Take the lines from the one containing "Type out the text in this image." through the final line below and restate them exactly. Omit the pictures.

* begin Records provided *

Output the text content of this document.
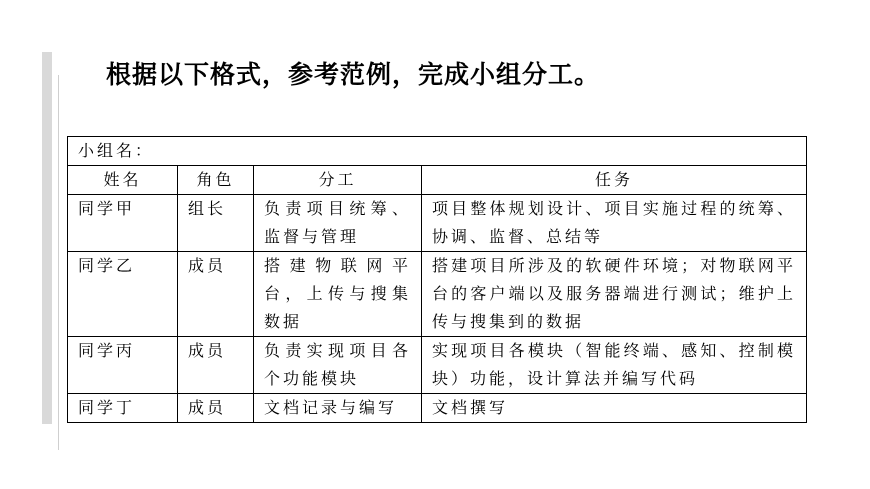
根据以下格式，参考范例，完成小组分工。
小组名：			
姓名	角色	分工	任务
同学甲	组长	负责项目统筹、监督与管理	项目整体规划设计、项目实施过程的统筹、协调、监督、总结等
同学乙	成员	搭建物联网平台，上传与搜集数据	搭建项目所涉及的软硬件环境；对物联网平台的客户端以及服务器端进行测试；维护上传与搜集到的数据
同学丙	成员	负责实现项目各个功能模块	实现项目各模块（智能终端、感知、控制模块）功能，设计算法并编写代码
同学丁	成员	文档记录与编写	文档撰写
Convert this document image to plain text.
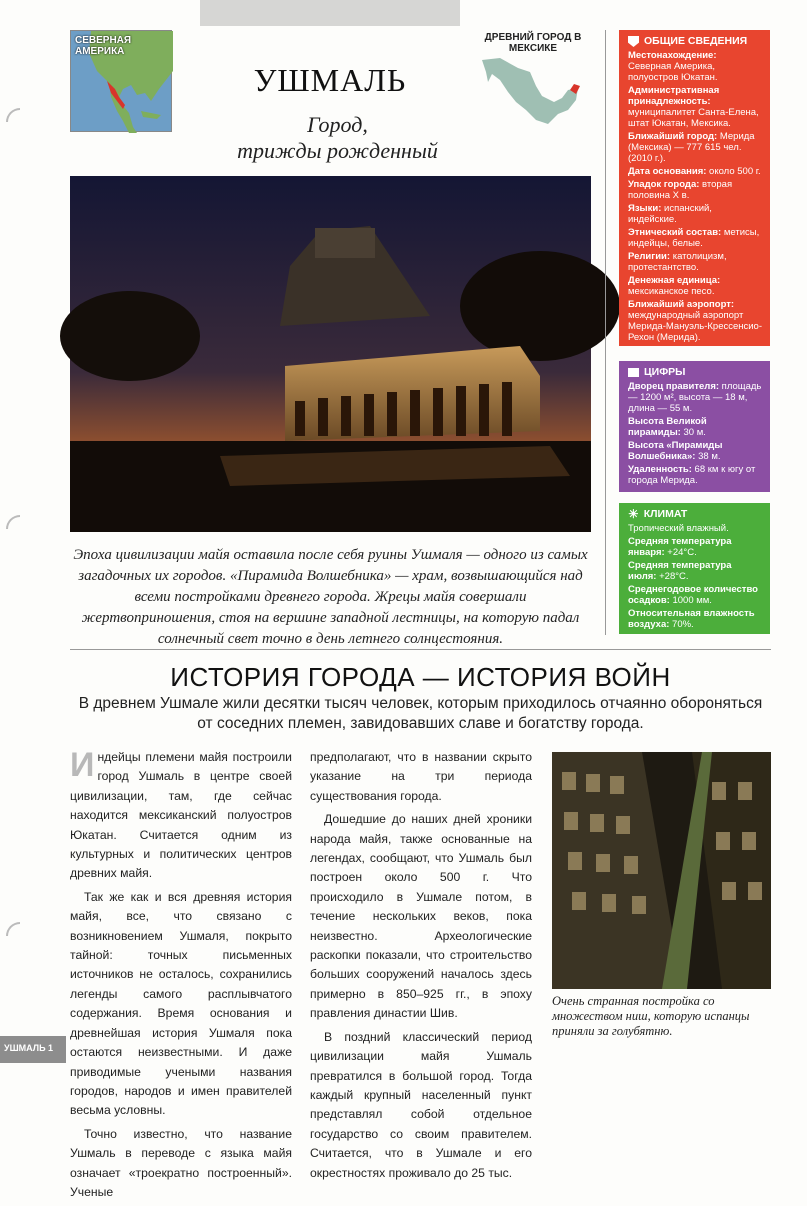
СЕВЕРНАЯ АМЕРИКА
УШМАЛЬ
Город,
трижды рожденный
ДРЕВНИЙ ГОРОД В МЕКСИКЕ
Эпоха цивилизации майя оставила после себя руины Ушмаля — одного из самых загадочных их городов. «Пирамида Волшебника» — храм, возвышающийся над всеми постройками древнего города. Жрецы майя совершали жертвоприношения, стоя на вершине западной лестницы, на которую падал солнечный свет точно в день летнего солнцестояния.
ОБЩИЕ СВЕДЕНИЯ
Местонахождение: Северная Америка, полуостров Юкатан.
Административная принадлежность: муниципалитет Санта-Елена, штат Юкатан, Мексика.
Ближайший город: Мерида (Мексика) — 777 615 чел. (2010 г.).
Дата основания: около 500 г.
Упадок города: вторая половина X в.
Языки: испанский, индейские.
Этнический состав: метисы, индейцы, белые.
Религии: католицизм, протестантство.
Денежная единица: мексиканское песо.
Ближайший аэропорт: международный аэропорт Мерида-Мануэль-Крессенсио-Рехон (Мерида).
ЦИФРЫ
Дворец правителя: площадь — 1200 м², высота — 18 м, длина — 55 м.
Высота Великой пирамиды: 30 м.
Высота «Пирамиды Волшебника»: 38 м.
Удаленность: 68 км к югу от города Мерида.
☀ КЛИМАТ
Тропический влажный.
Средняя температура января: +24°C.
Средняя температура июля: +28°C.
Среднегодовое количество осадков: 1000 мм.
Относительная влажность воздуха: 70%.
ИСТОРИЯ ГОРОДА — ИСТОРИЯ ВОЙН
В древнем Ушмале жили десятки тысяч человек, которым приходилось отчаянно обороняться от соседних племен, завидовавших славе и богатству города.

Индейцы племени майя построили город Ушмаль в центре своей цивилизации, там, где сейчас находится мексиканский полуостров Юкатан. Считается одним из культурных и политических центров древних майя.

Так же как и вся древняя история майя, все, что связано с возникновением Ушмаля, покрыто тайной: точных письменных источников не осталось, сохранились легенды самого расплывчатого содержания. Время основания и древнейшая история Ушмаля пока остаются неизвестными. И даже приводимые учеными названия городов, народов и имен правителей весьма условны.

Точно известно, что название Ушмаль в переводе с языка майя означает «троекратно построенный». Ученые

предполагают, что в названии скрыто указание на три периода существования города.

Дошедшие до наших дней хроники народа майя, также основанные на легендах, сообщают, что Ушмаль был построен около 500 г. Что происходило в Ушмале потом, в течение нескольких веков, пока неизвестно. Археологические раскопки показали, что строительство больших сооружений началось здесь примерно в 850–925 гг., в эпоху правления династии Шив.

В поздний классический период цивилизации майя Ушмаль превратился в большой город. Тогда каждый крупный населенный пункт представлял собой отдельное государство со своим правителем. Считается, что в Ушмале и его окрестностях проживало до 25 тыс.

Очень странная постройка со множеством ниш, которую испанцы приняли за голубятню.
УШМАЛЬ 1
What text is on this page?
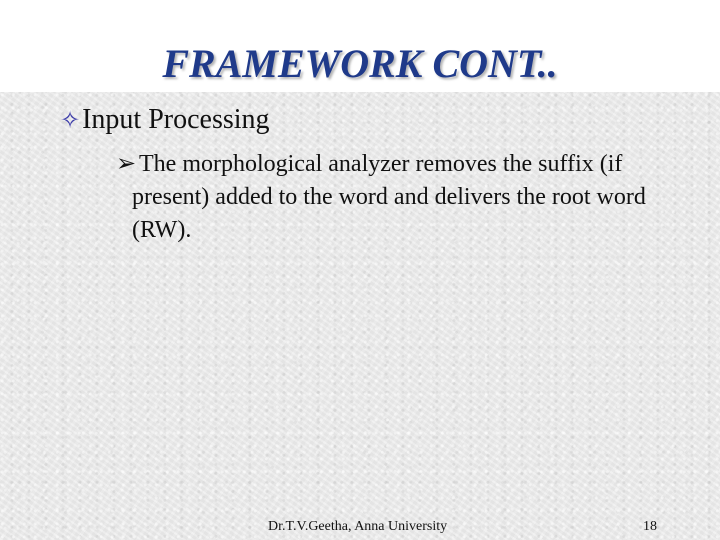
FRAMEWORK CONT..
✧ Input Processing
➢ The morphological analyzer removes the suffix (if present) added to the word and delivers the root word (RW).
Dr.T.V.Geetha, Anna University	18
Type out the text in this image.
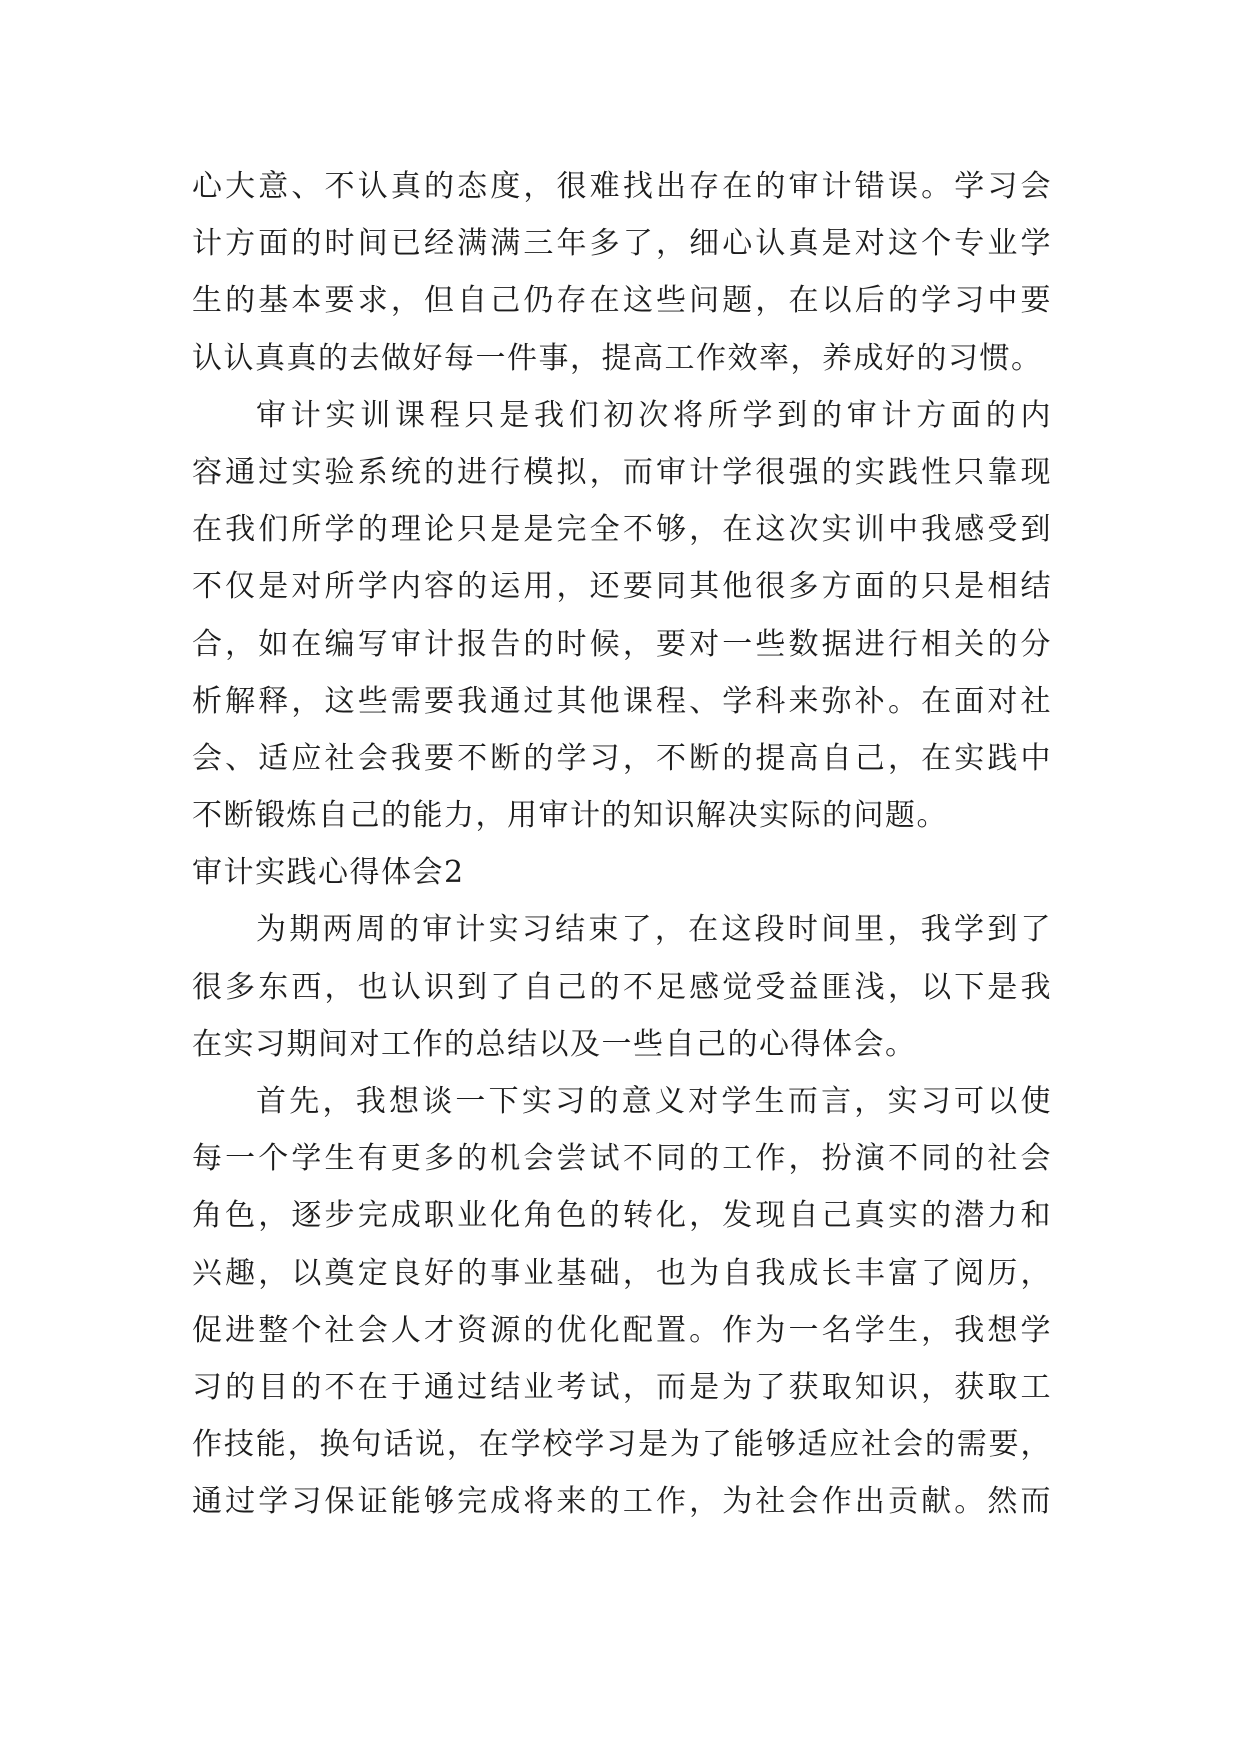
心大意、不认真的态度，很难找出存在的审计错误。学习会
计方面的时间已经满满三年多了，细心认真是对这个专业学
生的基本要求，但自己仍存在这些问题，在以后的学习中要
认认真真的去做好每一件事，提高工作效率，养成好的习惯。
审计实训课程只是我们初次将所学到的审计方面的内
容通过实验系统的进行模拟，而审计学很强的实践性只靠现
在我们所学的理论只是是完全不够，在这次实训中我感受到
不仅是对所学内容的运用，还要同其他很多方面的只是相结
合，如在编写审计报告的时候，要对一些数据进行相关的分
析解释，这些需要我通过其他课程、学科来弥补。在面对社
会、适应社会我要不断的学习，不断的提高自己，在实践中
不断锻炼自己的能力，用审计的知识解决实际的问题。
审计实践心得体会2
为期两周的审计实习结束了，在这段时间里，我学到了
很多东西，也认识到了自己的不足感觉受益匪浅，以下是我
在实习期间对工作的总结以及一些自己的心得体会。
首先，我想谈一下实习的意义对学生而言，实习可以使
每一个学生有更多的机会尝试不同的工作，扮演不同的社会
角色，逐步完成职业化角色的转化，发现自己真实的潜力和
兴趣，以奠定良好的事业基础，也为自我成长丰富了阅历，
促进整个社会人才资源的优化配置。作为一名学生，我想学
习的目的不在于通过结业考试，而是为了获取知识，获取工
作技能，换句话说，在学校学习是为了能够适应社会的需要，
通过学习保证能够完成将来的工作，为社会作出贡献。然而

* end Records provided *

* **Solution for this exercise**
Type out the text in this image.
心大意、不认真的态度，很难找出存在的审计错误。学习会
计方面的时间已经满满三年多了，细心认真是对这个专业学
生的基本要求，但自己仍存在这些问题，在以后的学习中要
认认真真的去做好每一件事，提高工作效率，养成好的习惯。
审计实训课程只是我们初次将所学到的审计方面的内
容通过实验系统的进行模拟，而审计学很强的实践性只靠现
在我们所学的理论只是是完全不够，在这次实训中我感受到
不仅是对所学内容的运用，还要同其他很多方面的只是相结
合，如在编写审计报告的时候，要对一些数据进行相关的分
析解释，这些需要我通过其他课程、学科来弥补。在面对社
会、适应社会我要不断的学习，不断的提高自己，在实践中
不断锻炼自己的能力，用审计的知识解决实际的问题。
审计实践心得体会2
为期两周的审计实习结束了，在这段时间里，我学到了
很多东西，也认识到了自己的不足感觉受益匪浅，以下是我
在实习期间对工作的总结以及一些自己的心得体会。
首先，我想谈一下实习的意义对学生而言，实习可以使
每一个学生有更多的机会尝试不同的工作，扮演不同的社会
角色，逐步完成职业化角色的转化，发现自己真实的潜力和
兴趣，以奠定良好的事业基础，也为自我成长丰富了阅历，
促进整个社会人才资源的优化配置。作为一名学生，我想学
习的目的不在于通过结业考试，而是为了获取知识，获取工
作技能，换句话说，在学校学习是为了能够适应社会的需要，
通过学习保证能够完成将来的工作，为社会作出贡献。然而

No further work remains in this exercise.